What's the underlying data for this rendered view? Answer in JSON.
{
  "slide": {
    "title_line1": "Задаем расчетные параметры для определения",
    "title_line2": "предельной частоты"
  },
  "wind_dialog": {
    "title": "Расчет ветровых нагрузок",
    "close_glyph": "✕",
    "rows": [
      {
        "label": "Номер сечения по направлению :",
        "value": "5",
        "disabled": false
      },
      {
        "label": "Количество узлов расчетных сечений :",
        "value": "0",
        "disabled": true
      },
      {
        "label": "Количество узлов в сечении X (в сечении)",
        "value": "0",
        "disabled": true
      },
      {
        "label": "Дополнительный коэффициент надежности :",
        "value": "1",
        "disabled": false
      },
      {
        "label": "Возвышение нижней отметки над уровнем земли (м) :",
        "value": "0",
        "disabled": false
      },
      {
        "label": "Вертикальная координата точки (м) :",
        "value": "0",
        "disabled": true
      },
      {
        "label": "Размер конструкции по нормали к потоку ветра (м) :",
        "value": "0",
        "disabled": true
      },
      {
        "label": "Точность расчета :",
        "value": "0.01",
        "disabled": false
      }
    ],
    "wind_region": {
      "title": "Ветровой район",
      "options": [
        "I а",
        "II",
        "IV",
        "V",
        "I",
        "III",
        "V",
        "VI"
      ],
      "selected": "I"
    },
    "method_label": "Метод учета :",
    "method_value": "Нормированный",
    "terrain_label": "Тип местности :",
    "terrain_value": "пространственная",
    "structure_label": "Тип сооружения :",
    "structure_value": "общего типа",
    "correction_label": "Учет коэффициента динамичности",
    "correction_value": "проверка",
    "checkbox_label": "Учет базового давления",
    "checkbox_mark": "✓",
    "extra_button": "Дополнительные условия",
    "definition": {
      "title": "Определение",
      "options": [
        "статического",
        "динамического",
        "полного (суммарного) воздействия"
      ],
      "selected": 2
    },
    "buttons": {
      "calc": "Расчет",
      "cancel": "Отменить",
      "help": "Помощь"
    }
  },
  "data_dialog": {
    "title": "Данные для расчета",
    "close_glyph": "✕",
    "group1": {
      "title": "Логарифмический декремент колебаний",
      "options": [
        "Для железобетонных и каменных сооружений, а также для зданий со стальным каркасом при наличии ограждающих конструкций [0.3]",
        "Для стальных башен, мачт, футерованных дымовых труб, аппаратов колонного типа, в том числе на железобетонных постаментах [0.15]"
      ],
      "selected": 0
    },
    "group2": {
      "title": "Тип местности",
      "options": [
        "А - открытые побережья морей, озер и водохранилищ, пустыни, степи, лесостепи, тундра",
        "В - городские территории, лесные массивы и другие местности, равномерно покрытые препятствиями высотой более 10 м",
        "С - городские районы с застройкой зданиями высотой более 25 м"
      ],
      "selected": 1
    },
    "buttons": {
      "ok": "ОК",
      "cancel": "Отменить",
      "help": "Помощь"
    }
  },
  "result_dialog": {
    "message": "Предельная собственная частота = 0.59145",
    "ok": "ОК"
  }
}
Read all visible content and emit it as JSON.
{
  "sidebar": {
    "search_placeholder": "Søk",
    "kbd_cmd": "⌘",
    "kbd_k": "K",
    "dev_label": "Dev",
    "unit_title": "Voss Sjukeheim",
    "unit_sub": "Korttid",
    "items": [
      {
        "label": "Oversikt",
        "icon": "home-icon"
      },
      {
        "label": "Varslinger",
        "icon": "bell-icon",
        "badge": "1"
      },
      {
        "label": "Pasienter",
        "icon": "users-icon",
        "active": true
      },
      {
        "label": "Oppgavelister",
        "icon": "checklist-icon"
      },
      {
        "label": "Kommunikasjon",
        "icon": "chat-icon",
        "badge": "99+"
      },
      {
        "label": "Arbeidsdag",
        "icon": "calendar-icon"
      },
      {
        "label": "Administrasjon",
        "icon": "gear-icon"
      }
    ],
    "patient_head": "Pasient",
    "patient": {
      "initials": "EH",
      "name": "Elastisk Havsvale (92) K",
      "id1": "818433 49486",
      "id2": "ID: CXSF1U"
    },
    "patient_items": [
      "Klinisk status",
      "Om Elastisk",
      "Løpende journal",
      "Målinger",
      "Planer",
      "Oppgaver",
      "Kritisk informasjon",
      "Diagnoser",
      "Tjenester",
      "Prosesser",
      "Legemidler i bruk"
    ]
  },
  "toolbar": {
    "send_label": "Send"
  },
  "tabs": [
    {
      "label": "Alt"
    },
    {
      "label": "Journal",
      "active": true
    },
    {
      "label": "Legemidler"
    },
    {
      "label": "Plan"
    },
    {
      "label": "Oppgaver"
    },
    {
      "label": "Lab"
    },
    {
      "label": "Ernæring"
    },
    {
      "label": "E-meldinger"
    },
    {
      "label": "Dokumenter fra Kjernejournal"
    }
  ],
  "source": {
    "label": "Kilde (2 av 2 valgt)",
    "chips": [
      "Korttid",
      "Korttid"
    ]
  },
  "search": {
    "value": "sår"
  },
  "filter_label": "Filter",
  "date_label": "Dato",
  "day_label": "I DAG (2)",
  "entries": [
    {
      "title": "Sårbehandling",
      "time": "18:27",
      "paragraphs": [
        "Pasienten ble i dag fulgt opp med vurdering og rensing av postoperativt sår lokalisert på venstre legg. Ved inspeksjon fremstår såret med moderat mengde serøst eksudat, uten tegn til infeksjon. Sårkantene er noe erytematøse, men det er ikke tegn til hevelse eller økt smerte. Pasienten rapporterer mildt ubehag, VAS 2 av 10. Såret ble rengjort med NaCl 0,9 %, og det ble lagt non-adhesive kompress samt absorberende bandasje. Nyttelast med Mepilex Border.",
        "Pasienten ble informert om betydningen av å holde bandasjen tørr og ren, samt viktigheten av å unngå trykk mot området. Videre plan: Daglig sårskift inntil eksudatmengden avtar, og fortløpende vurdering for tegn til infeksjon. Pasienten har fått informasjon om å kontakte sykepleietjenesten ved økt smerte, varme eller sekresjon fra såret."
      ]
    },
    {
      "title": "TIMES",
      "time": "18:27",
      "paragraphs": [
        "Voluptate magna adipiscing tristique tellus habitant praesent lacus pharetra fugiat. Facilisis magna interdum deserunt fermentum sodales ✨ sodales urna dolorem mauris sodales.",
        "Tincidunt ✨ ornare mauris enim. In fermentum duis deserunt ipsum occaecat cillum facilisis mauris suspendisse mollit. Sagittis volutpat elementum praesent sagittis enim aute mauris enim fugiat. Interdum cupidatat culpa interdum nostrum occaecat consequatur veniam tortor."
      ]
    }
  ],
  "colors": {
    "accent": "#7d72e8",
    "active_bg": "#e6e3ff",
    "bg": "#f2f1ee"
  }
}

#### Given problem:
Only lines holding the string "расчета" are wanted; gather each one from the entries above.

#### Solution to this exercise:
        "label": "Точность расчета :",
    "title": "Данные для расчета",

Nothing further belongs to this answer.